##### Input data #####

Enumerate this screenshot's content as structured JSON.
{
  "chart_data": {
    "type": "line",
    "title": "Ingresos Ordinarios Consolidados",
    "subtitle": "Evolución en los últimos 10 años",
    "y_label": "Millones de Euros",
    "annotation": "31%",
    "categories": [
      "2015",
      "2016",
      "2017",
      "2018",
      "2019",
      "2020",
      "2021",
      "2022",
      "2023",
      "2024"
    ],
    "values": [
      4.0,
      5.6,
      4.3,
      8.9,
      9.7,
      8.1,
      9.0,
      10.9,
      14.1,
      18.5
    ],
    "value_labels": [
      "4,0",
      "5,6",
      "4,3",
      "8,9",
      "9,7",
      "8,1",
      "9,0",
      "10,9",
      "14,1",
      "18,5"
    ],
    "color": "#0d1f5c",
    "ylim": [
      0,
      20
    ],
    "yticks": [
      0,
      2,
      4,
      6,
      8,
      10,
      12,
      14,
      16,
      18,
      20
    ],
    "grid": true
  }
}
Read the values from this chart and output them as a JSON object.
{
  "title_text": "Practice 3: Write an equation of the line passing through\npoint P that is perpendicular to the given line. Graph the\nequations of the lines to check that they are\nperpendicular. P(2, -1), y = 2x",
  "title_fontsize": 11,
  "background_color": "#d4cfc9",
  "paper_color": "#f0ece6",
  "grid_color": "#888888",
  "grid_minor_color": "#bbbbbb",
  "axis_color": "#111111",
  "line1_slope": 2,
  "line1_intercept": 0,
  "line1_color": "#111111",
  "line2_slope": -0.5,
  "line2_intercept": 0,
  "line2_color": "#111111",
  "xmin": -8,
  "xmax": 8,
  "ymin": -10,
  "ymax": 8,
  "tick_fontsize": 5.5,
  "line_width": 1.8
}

#####

_Short exercise_
Filter out every line that lacks the word "JSON", and copy the rest.

_Solved exercise_
Enumerate this screenshot's content as structured JSON.
Read the values from this chart and output them as a JSON object.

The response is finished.